▶ Stated task: Look through the listing and locate every line containing the word "kind"; copy those lines.

▶ Stored data:
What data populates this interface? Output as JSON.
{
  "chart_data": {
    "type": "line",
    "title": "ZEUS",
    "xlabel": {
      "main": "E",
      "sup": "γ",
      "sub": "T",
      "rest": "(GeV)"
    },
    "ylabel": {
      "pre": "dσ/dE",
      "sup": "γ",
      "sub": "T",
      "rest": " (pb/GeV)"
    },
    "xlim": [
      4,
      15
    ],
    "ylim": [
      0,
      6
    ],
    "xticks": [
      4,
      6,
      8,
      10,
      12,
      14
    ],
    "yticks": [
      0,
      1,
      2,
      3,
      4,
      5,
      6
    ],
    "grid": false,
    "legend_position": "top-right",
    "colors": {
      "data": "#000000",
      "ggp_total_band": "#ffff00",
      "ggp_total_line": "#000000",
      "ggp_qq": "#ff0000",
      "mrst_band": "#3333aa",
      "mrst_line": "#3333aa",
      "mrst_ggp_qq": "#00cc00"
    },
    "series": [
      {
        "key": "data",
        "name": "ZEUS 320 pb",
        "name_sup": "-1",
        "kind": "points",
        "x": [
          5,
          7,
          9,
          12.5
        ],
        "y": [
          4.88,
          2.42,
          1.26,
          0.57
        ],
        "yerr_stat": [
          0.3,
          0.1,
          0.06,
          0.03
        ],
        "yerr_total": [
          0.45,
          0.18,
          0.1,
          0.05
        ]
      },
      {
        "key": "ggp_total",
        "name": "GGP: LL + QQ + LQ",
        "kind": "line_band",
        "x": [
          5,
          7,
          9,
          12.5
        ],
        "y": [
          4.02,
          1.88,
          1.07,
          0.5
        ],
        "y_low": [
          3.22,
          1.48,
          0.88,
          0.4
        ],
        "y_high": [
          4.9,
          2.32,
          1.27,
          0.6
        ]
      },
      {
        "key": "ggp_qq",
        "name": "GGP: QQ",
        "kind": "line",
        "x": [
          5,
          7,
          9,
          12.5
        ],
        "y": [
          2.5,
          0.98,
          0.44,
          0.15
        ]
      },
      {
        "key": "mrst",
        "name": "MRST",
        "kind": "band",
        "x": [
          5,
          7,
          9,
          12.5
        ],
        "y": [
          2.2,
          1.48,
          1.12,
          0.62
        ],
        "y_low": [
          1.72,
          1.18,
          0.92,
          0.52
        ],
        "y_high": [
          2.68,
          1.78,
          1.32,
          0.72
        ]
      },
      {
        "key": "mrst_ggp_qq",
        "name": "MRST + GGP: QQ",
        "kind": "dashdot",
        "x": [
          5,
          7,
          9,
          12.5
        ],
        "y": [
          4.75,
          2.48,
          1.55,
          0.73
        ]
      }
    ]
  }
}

▶ Answer below:
        "kind": "points",
        "kind": "line_band",
        "kind": "line",
        "kind": "band",
        "kind": "dashdot",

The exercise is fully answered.